## WHAT YOU HAVE TO DO
Give every line from the entries that contains "screenshot".

## RECORDS

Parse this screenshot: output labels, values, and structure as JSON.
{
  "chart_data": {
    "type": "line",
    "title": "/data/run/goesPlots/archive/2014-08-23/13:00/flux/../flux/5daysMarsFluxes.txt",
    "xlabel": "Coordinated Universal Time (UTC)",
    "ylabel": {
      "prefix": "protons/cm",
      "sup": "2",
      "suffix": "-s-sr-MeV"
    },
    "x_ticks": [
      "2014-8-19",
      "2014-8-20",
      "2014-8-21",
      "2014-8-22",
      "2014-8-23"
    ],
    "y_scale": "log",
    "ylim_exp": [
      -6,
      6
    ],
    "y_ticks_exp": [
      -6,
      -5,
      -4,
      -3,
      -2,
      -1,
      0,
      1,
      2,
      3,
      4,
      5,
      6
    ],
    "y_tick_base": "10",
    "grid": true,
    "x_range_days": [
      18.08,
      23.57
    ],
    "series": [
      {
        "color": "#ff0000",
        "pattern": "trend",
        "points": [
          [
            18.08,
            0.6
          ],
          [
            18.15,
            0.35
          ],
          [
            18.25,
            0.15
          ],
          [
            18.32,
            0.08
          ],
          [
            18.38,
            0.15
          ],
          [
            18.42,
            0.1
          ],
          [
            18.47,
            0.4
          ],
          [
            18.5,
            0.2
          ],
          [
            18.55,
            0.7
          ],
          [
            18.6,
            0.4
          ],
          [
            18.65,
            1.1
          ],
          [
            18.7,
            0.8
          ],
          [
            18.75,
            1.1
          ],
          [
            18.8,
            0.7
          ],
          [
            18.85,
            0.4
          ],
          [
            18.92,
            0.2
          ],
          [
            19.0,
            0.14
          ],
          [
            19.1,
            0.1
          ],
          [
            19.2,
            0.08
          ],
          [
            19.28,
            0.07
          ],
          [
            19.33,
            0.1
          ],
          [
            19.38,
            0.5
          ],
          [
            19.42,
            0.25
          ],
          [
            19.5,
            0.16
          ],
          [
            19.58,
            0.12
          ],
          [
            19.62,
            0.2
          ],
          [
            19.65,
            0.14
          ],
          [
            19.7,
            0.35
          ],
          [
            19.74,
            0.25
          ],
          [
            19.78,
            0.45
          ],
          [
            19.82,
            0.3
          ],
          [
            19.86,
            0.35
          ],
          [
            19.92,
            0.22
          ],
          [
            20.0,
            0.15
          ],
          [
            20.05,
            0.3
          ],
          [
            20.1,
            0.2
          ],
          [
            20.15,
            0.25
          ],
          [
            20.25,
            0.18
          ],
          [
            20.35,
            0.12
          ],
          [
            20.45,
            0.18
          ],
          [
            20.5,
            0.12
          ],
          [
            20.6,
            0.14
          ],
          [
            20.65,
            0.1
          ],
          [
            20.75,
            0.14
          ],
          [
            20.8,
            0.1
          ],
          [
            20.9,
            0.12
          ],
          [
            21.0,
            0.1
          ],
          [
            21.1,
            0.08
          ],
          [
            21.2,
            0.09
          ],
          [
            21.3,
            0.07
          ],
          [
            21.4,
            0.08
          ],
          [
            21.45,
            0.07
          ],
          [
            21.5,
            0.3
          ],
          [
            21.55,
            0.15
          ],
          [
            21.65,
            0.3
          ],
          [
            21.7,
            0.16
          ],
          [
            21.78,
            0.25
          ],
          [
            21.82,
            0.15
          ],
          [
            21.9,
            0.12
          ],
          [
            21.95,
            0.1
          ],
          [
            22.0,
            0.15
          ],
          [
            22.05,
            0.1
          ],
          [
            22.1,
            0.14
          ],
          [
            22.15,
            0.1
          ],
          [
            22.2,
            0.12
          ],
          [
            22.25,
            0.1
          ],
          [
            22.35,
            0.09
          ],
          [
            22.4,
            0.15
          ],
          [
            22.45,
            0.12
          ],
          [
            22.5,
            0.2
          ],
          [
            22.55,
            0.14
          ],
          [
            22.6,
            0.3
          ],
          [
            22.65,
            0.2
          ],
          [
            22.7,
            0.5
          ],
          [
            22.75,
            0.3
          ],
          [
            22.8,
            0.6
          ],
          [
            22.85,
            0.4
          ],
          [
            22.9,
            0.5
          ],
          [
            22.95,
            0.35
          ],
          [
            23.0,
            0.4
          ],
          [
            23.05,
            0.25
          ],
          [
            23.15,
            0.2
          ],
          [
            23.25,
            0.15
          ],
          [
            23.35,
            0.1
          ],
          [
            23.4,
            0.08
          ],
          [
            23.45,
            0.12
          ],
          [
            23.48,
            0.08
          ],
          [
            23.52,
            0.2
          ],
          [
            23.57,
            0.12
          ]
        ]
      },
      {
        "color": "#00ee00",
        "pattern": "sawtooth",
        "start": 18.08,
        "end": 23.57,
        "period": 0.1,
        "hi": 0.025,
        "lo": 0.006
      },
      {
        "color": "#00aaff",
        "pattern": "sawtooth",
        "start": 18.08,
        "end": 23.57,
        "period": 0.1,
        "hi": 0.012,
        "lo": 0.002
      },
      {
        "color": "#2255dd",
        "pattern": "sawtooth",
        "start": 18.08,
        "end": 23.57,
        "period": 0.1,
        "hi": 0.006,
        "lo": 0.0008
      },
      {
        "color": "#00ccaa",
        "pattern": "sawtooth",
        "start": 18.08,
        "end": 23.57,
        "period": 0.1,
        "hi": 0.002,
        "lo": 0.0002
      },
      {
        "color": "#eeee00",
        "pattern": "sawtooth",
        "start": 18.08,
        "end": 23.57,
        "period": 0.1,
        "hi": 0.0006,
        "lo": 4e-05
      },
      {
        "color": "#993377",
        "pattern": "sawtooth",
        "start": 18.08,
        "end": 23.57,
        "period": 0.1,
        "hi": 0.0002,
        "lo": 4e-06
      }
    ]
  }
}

--

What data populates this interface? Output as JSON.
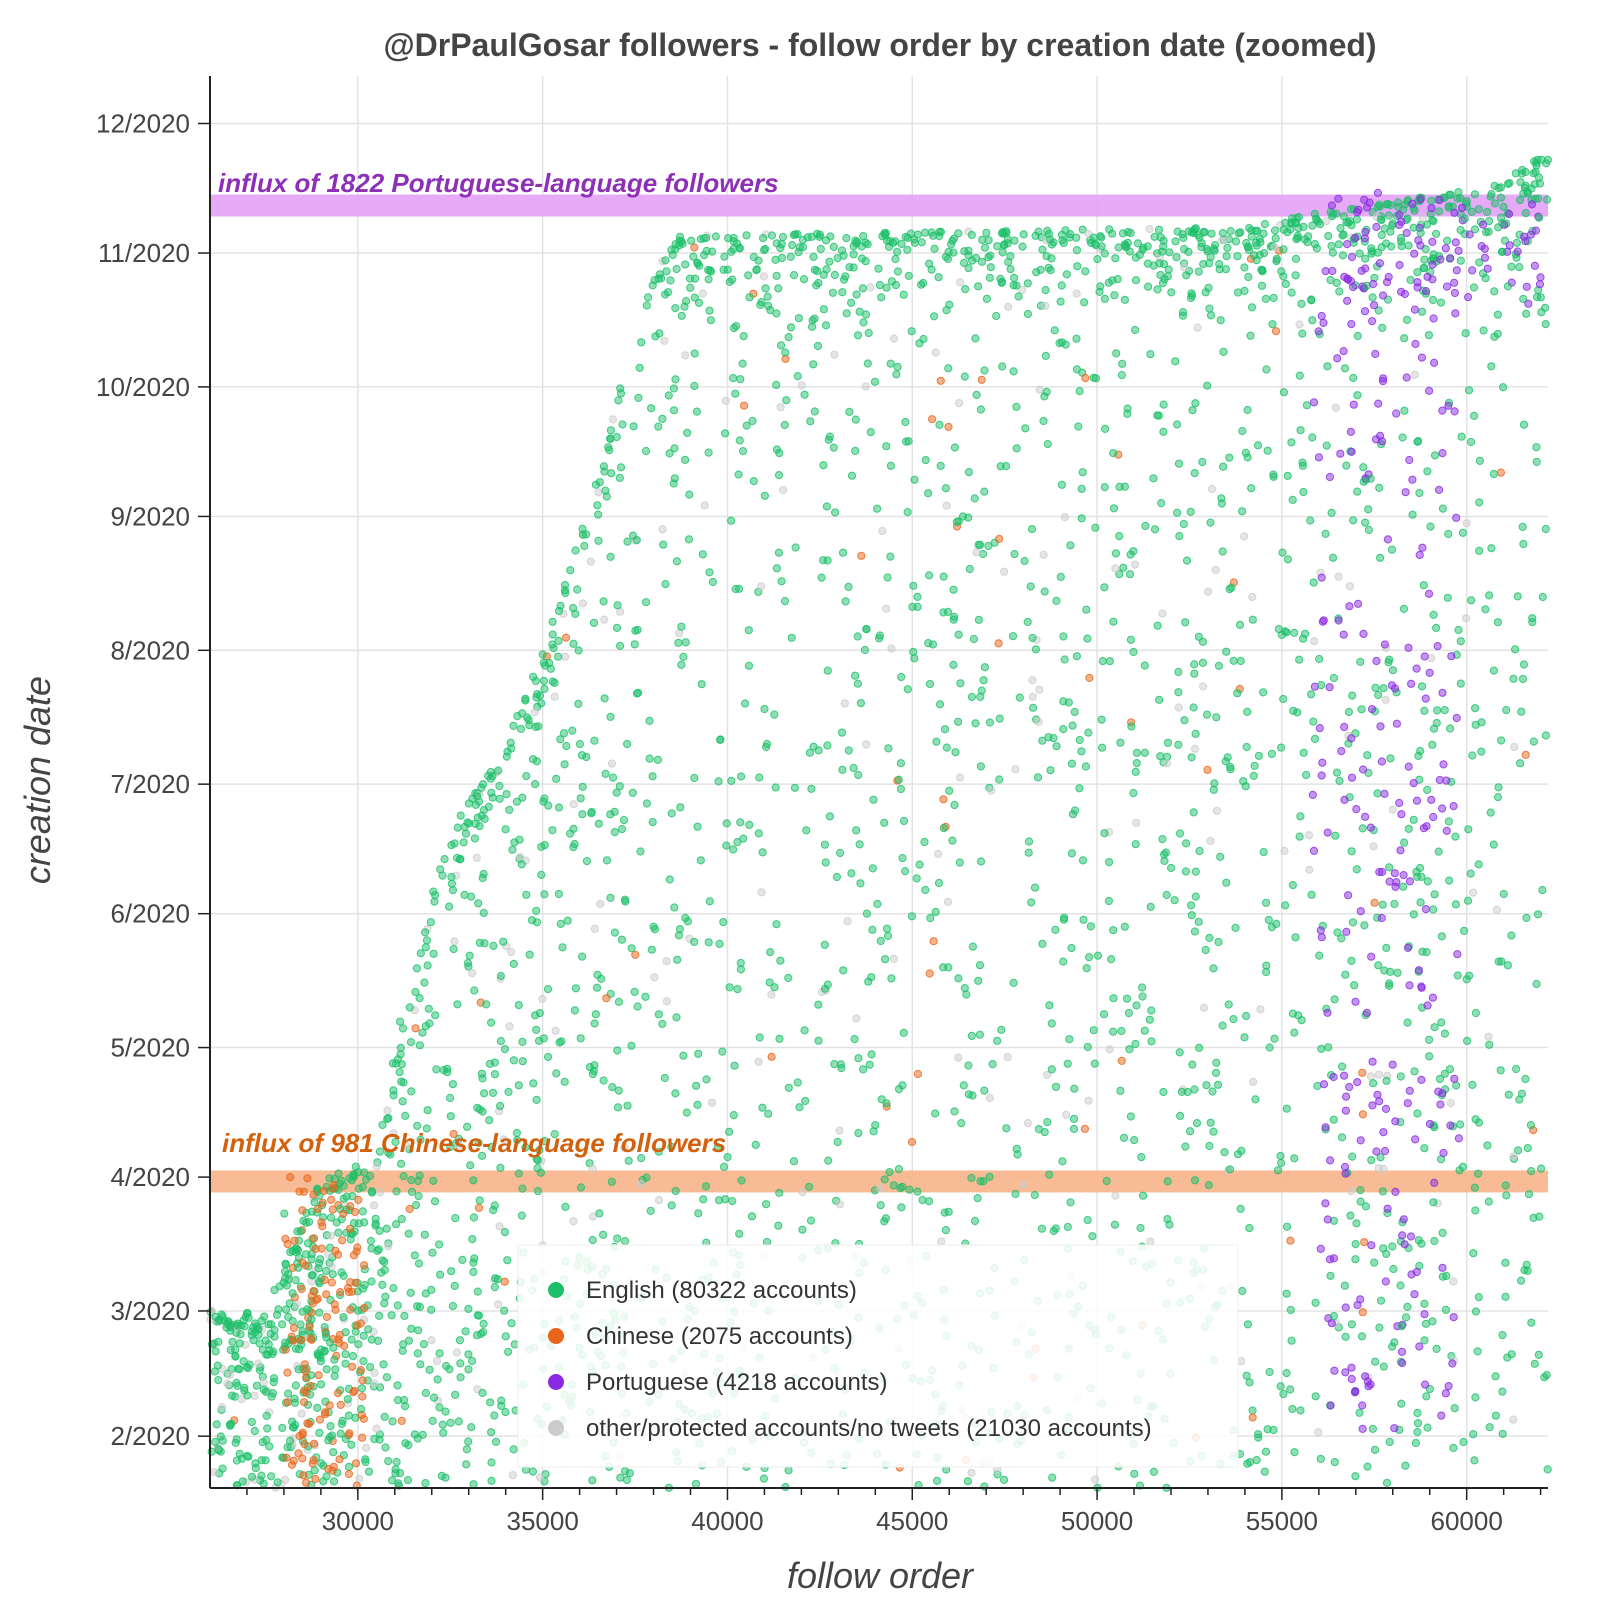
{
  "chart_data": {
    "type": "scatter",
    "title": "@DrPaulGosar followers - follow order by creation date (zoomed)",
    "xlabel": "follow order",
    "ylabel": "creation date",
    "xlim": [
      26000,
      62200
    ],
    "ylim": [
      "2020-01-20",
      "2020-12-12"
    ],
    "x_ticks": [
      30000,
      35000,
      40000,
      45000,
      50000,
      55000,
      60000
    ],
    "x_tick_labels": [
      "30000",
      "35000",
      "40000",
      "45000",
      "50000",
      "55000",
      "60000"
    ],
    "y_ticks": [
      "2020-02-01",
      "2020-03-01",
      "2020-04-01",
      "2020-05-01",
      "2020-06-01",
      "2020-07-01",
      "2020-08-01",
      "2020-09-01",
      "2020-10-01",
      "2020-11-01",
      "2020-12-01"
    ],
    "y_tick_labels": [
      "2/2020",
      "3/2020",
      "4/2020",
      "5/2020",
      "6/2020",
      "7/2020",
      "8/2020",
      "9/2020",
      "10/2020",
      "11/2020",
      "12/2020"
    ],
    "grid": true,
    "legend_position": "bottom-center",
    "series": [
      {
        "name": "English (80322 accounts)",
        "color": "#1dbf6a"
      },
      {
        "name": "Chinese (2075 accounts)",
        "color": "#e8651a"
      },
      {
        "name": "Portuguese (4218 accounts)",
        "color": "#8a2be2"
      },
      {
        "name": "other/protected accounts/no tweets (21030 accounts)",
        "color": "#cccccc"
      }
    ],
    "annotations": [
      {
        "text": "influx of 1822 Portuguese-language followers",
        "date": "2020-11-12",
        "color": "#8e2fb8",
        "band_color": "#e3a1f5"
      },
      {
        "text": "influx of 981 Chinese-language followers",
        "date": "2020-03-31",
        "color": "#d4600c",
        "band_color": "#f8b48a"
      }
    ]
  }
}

---

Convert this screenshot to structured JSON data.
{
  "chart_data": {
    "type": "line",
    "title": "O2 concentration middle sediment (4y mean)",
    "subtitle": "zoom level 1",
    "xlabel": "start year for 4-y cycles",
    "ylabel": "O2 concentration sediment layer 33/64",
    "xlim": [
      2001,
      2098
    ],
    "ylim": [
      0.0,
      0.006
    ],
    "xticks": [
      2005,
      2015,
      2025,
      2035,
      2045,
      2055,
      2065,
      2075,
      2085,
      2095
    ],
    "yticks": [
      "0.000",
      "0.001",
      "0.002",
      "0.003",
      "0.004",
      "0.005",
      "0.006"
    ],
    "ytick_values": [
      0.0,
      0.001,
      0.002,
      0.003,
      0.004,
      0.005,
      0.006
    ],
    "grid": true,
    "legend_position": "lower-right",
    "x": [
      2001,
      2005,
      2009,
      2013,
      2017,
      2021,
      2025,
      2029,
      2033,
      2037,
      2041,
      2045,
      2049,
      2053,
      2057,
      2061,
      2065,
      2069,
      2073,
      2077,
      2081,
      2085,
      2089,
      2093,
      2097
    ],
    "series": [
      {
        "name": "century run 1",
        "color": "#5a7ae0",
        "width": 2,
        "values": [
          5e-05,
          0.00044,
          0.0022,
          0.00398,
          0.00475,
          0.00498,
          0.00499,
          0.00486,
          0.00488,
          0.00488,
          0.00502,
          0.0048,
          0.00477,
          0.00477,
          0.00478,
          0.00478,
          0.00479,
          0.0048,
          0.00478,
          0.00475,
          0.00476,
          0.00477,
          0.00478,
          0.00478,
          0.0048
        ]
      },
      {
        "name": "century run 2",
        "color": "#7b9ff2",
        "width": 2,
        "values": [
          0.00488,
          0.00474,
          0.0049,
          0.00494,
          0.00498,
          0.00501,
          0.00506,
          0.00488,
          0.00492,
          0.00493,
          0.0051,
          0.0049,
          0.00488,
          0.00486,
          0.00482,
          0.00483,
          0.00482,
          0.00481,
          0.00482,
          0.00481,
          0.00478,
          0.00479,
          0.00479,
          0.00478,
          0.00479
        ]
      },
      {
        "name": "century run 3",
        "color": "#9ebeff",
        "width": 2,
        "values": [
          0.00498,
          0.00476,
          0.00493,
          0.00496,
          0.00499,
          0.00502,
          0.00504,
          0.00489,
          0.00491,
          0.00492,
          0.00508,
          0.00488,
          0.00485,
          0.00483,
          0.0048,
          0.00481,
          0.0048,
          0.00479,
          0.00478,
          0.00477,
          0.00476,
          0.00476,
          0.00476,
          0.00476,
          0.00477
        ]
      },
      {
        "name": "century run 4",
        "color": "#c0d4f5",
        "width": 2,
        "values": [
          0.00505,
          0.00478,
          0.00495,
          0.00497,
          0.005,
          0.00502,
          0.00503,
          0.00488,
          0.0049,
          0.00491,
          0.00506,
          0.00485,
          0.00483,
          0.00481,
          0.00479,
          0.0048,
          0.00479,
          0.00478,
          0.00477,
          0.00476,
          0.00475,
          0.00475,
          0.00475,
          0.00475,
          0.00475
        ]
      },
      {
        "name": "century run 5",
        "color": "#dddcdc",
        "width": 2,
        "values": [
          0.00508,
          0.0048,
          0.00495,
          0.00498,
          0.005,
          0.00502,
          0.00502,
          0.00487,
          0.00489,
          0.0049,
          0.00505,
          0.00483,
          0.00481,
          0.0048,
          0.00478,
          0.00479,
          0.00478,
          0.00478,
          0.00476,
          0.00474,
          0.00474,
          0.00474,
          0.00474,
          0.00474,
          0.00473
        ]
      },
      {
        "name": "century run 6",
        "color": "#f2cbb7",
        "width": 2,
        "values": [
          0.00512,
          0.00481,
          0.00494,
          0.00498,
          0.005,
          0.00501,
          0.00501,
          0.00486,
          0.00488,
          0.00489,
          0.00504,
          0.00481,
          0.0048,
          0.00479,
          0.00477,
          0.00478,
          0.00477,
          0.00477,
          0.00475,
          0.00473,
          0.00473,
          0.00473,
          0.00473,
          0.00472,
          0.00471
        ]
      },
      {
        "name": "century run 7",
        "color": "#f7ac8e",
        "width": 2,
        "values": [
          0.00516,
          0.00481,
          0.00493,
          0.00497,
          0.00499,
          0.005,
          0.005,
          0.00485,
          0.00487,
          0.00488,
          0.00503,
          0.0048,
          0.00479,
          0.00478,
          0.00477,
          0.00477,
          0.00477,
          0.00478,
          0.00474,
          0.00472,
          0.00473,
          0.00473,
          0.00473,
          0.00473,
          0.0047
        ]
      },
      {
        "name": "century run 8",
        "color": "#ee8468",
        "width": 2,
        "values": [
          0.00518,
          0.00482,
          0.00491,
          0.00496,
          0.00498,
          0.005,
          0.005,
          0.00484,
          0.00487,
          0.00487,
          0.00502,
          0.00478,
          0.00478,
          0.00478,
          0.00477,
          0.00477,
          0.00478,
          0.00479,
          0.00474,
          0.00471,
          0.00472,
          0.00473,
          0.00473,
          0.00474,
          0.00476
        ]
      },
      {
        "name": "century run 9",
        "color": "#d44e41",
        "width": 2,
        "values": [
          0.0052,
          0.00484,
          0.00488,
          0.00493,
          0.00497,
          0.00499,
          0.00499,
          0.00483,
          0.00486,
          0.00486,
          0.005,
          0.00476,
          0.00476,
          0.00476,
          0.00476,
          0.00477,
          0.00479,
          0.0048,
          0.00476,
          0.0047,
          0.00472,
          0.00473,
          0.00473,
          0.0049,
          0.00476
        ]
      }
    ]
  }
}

## SOLUTION
Parse this screenshot: output labels, values, and structure as JSON.
Convert this screenshot to structured JSON data.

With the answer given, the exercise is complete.